Lines containing the word "death" are the ones to copy from the records below.
*** SUPPLIED DATA ***
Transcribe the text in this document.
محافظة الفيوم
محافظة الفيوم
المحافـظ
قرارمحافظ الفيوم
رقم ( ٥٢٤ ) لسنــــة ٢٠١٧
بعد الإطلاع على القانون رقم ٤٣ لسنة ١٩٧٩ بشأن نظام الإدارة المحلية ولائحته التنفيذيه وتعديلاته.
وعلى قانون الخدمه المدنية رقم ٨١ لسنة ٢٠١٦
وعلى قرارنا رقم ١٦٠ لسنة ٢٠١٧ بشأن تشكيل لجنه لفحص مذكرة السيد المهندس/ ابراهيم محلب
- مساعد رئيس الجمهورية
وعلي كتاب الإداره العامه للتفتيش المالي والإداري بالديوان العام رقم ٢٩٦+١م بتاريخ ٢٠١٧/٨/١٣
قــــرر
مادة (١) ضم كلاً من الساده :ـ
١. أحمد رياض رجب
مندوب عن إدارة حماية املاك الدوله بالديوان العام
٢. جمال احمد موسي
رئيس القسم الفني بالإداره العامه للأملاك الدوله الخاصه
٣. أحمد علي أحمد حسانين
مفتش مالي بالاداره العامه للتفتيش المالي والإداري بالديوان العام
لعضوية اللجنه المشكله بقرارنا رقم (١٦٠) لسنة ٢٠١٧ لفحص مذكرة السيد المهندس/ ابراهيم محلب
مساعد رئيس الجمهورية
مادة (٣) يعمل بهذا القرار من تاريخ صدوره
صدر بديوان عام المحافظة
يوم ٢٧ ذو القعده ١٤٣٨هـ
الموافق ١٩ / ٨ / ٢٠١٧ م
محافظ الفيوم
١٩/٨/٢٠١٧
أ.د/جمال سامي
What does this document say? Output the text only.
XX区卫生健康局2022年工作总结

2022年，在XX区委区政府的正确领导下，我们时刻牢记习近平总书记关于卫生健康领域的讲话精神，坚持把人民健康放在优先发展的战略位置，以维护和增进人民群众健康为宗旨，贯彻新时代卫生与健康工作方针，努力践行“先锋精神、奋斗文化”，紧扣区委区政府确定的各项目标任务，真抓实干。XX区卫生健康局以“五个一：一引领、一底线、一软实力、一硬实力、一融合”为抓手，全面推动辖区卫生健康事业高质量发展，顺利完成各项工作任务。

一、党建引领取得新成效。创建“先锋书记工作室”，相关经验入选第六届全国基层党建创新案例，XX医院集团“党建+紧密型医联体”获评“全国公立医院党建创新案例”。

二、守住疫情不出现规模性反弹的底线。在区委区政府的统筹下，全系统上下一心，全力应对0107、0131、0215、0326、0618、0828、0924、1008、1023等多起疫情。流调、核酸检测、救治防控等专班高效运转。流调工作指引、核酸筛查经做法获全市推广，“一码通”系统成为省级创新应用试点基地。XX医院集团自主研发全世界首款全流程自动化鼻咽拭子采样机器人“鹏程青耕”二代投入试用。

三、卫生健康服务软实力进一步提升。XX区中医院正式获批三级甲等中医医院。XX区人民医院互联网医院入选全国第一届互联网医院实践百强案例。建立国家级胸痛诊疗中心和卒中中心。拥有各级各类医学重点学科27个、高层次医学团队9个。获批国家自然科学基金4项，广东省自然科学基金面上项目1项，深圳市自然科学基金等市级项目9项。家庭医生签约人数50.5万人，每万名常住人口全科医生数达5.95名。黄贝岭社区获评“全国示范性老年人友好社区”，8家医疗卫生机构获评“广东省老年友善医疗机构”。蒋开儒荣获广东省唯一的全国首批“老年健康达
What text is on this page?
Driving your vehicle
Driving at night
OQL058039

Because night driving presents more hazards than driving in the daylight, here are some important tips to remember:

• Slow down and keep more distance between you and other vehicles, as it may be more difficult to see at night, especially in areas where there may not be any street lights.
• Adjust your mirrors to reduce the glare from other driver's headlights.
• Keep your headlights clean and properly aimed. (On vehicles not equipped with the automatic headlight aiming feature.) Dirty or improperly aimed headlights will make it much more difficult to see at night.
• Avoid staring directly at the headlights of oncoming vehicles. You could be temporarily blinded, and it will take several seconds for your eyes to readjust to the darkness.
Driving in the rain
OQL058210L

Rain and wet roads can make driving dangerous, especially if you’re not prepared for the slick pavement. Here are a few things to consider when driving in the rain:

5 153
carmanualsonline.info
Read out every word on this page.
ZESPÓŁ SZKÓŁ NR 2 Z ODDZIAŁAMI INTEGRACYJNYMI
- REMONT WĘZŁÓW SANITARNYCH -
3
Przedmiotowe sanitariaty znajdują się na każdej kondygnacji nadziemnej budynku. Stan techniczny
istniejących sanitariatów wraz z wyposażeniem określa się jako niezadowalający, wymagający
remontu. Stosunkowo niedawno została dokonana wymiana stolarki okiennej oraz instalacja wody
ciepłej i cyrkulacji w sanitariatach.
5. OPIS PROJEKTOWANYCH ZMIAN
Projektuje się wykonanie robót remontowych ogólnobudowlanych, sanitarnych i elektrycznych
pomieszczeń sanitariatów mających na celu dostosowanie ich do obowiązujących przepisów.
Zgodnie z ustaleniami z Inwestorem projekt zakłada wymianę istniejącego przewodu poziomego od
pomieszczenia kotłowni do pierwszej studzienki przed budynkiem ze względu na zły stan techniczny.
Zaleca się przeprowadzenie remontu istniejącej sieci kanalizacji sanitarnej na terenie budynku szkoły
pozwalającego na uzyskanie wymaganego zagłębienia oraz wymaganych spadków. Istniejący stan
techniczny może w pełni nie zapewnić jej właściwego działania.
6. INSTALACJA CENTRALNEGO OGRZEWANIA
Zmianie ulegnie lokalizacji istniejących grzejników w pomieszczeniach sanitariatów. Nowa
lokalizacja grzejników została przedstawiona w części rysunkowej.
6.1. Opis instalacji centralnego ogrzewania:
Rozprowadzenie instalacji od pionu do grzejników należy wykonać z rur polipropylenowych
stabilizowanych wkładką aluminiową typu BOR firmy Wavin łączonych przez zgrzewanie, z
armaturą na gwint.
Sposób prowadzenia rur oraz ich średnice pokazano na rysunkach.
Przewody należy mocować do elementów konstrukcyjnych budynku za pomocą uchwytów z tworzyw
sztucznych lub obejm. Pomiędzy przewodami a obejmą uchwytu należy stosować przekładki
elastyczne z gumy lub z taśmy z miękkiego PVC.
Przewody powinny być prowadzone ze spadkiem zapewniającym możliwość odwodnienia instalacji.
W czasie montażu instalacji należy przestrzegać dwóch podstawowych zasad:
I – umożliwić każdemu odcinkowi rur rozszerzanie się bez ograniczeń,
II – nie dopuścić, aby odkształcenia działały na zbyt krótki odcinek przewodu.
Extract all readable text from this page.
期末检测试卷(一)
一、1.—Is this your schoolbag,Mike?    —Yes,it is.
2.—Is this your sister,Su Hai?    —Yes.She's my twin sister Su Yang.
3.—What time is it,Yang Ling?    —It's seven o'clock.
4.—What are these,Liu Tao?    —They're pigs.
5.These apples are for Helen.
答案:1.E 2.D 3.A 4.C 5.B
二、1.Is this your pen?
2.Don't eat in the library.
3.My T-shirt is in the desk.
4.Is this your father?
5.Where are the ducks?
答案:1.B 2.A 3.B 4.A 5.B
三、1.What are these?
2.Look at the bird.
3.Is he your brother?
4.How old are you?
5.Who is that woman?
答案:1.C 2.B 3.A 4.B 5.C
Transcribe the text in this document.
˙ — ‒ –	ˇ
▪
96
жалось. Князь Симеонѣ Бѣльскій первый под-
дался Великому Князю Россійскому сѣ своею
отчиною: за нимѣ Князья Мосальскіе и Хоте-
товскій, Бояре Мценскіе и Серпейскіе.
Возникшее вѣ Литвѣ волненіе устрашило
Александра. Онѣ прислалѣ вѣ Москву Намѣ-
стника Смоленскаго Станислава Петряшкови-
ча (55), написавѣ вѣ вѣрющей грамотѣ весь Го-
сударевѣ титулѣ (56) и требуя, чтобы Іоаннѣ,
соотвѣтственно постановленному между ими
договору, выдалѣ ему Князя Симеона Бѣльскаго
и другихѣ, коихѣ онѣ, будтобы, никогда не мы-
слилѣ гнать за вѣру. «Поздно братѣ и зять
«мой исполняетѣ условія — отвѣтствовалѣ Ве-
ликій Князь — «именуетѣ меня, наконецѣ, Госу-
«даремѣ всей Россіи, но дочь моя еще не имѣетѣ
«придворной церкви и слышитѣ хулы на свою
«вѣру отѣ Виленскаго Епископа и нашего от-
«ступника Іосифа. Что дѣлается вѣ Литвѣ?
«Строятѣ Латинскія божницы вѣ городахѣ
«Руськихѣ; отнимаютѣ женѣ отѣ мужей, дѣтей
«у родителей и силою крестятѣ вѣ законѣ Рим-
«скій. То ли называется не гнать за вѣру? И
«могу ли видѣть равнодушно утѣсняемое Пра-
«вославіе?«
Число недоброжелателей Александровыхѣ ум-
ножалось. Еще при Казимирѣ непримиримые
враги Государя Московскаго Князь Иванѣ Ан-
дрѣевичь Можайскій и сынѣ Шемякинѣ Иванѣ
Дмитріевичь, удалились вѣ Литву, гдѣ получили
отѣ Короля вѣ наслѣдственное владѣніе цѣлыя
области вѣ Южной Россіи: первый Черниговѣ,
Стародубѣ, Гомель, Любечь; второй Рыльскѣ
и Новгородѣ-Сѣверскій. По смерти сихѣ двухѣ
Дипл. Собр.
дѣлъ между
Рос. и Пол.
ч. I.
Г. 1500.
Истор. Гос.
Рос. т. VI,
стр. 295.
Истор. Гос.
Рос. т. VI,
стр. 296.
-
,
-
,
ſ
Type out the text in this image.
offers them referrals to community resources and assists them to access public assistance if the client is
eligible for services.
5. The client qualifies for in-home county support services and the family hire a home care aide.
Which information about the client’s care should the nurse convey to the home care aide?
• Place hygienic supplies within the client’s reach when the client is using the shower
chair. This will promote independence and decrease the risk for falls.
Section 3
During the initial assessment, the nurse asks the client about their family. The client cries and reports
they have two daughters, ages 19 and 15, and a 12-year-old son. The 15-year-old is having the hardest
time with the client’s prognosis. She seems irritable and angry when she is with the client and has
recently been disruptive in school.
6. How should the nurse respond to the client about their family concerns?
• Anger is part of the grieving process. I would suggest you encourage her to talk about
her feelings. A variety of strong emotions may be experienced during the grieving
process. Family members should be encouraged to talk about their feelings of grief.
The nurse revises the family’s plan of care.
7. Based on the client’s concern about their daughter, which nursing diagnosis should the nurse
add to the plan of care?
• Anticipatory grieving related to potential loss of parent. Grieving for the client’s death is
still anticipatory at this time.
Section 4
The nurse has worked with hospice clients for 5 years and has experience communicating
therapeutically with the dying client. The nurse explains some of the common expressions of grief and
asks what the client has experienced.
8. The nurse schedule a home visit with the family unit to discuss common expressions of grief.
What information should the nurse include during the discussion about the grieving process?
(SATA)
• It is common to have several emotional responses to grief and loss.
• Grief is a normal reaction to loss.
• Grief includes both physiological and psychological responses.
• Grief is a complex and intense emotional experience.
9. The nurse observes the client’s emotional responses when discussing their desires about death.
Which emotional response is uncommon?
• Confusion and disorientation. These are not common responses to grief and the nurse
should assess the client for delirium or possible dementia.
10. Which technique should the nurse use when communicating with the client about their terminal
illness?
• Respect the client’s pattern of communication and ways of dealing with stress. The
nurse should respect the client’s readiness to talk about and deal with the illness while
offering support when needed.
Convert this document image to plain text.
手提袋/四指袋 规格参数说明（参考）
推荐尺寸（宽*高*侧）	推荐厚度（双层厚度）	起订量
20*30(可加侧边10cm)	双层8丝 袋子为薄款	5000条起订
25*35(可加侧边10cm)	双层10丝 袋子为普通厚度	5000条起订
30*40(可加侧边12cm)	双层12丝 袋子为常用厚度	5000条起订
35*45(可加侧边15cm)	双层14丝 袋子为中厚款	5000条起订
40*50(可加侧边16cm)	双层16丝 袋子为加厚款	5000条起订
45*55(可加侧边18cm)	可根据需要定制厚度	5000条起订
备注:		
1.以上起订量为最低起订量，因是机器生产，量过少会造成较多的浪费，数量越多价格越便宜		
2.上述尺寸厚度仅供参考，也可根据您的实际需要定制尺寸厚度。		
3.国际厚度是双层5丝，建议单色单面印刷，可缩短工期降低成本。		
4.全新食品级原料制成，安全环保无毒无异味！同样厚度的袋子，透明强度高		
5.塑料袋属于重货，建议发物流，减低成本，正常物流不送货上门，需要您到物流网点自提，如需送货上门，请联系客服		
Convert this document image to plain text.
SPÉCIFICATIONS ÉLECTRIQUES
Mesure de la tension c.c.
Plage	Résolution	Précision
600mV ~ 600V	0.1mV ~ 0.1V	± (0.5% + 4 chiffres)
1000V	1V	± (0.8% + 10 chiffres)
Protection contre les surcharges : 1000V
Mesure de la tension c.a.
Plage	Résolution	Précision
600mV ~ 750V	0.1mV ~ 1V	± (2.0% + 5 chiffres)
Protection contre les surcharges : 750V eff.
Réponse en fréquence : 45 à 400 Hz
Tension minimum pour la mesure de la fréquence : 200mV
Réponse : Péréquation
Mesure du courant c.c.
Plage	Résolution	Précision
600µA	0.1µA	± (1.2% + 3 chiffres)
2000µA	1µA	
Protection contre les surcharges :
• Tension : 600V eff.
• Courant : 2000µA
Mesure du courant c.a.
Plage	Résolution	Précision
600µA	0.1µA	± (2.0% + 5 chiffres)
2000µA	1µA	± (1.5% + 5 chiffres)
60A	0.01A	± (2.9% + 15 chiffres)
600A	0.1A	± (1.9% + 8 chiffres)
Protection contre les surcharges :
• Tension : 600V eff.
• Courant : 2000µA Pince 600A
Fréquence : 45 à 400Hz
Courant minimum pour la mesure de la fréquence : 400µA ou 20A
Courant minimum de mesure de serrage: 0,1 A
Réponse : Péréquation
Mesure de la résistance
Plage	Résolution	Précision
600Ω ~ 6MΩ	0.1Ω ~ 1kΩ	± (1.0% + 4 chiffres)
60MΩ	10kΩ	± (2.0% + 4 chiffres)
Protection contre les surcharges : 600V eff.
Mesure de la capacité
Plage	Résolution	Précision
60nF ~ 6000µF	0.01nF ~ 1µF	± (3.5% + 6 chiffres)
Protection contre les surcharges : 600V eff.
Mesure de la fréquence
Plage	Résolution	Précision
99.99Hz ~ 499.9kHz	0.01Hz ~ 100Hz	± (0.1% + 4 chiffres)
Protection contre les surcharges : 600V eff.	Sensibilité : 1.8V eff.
***
*COMPLETE ANSWER*
• Anticipatory grieving related to potential loss of parent. Grieving for the client’s death is
9. The nurse observes the client’s emotional responses when discussing their desires about death.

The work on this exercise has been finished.